WHAT IS ASKED =>
Repeat the entire listing exactly as written.
+-------+
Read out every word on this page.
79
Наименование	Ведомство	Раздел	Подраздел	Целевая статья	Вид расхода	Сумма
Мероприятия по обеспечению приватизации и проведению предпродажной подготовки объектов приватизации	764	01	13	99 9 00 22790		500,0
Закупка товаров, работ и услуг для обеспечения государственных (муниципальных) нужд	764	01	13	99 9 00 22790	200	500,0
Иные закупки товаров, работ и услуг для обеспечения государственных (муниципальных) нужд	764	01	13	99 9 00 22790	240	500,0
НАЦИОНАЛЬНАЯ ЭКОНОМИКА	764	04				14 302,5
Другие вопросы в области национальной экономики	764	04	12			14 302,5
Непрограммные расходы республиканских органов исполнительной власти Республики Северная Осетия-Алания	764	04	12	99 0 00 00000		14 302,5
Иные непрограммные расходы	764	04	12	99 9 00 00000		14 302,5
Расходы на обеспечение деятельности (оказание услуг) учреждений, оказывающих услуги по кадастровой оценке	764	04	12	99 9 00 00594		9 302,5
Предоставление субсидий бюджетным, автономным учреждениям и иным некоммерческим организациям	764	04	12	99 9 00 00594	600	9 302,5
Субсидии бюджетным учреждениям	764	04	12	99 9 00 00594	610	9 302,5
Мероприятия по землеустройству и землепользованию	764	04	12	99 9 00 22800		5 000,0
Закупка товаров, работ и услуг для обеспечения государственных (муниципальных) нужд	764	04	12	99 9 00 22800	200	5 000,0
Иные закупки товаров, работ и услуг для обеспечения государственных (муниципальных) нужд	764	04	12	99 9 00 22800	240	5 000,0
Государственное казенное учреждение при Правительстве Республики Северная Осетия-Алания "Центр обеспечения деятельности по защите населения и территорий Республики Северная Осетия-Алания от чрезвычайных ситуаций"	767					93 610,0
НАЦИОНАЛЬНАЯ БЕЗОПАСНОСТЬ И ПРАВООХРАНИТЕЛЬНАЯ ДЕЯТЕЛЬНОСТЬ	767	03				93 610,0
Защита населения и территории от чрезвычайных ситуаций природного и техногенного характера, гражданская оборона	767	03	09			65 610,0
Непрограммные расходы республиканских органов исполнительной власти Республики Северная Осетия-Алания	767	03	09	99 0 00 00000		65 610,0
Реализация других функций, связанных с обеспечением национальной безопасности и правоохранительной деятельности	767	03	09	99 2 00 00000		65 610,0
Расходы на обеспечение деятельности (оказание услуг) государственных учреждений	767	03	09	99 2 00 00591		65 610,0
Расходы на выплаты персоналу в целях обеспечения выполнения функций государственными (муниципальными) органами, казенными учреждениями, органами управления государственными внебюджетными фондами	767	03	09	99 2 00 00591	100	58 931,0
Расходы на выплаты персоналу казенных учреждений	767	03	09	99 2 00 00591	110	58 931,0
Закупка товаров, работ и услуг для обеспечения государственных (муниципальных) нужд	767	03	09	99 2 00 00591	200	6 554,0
+-------+
WORKED ANSWER =>
Read out every word on this page.
79
Наименование	Ведомство	Раздел	Подраздел	Целевая статья	Вид расхода	Сумма
Мероприятия по обеспечению приватизации и проведению предпродажной подготовки объектов приватизации	764	01	13	99 9 00 22790		500,0
Закупка товаров, работ и услуг для обеспечения государственных (муниципальных) нужд	764	01	13	99 9 00 22790	200	500,0
Иные закупки товаров, работ и услуг для обеспечения государственных (муниципальных) нужд	764	01	13	99 9 00 22790	240	500,0
НАЦИОНАЛЬНАЯ ЭКОНОМИКА	764	04				14 302,5
Другие вопросы в области национальной экономики	764	04	12			14 302,5
Непрограммные расходы республиканских органов исполнительной власти Республики Северная Осетия-Алания	764	04	12	99 0 00 00000		14 302,5
Иные непрограммные расходы	764	04	12	99 9 00 00000		14 302,5
Расходы на обеспечение деятельности (оказание услуг) учреждений, оказывающих услуги по кадастровой оценке	764	04	12	99 9 00 00594		9 302,5
Предоставление субсидий бюджетным, автономным учреждениям и иным некоммерческим организациям	764	04	12	99 9 00 00594	600	9 302,5
Субсидии бюджетным учреждениям	764	04	12	99 9 00 00594	610	9 302,5
Мероприятия по землеустройству и землепользованию	764	04	12	99 9 00 22800		5 000,0
Закупка товаров, работ и услуг для обеспечения государственных (муниципальных) нужд	764	04	12	99 9 00 22800	200	5 000,0
Иные закупки товаров, работ и услуг для обеспечения государственных (муниципальных) нужд	764	04	12	99 9 00 22800	240	5 000,0
Государственное казенное учреждение при Правительстве Республики Северная Осетия-Алания "Центр обеспечения деятельности по защите населения и территорий Республики Северная Осетия-Алания от чрезвычайных ситуаций"	767					93 610,0
НАЦИОНАЛЬНАЯ БЕЗОПАСНОСТЬ И ПРАВООХРАНИТЕЛЬНАЯ ДЕЯТЕЛЬНОСТЬ	767	03				93 610,0
Защита населения и территории от чрезвычайных ситуаций природного и техногенного характера, гражданская оборона	767	03	09			65 610,0
Непрограммные расходы республиканских органов исполнительной власти Республики Северная Осетия-Алания	767	03	09	99 0 00 00000		65 610,0
Реализация других функций, связанных с обеспечением национальной безопасности и правоохранительной деятельности	767	03	09	99 2 00 00000		65 610,0
Расходы на обеспечение деятельности (оказание услуг) государственных учреждений	767	03	09	99 2 00 00591		65 610,0
Расходы на выплаты персоналу в целях обеспечения выполнения функций государственными (муниципальными) органами, казенными учреждениями, органами управления государственными внебюджетными фондами	767	03	09	99 2 00 00591	100	58 931,0
Расходы на выплаты персоналу казенных учреждений	767	03	09	99 2 00 00591	110	58 931,0
Закупка товаров, работ и услуг для обеспечения государственных (муниципальных) нужд	767	03	09	99 2 00 00591	200	6 554,0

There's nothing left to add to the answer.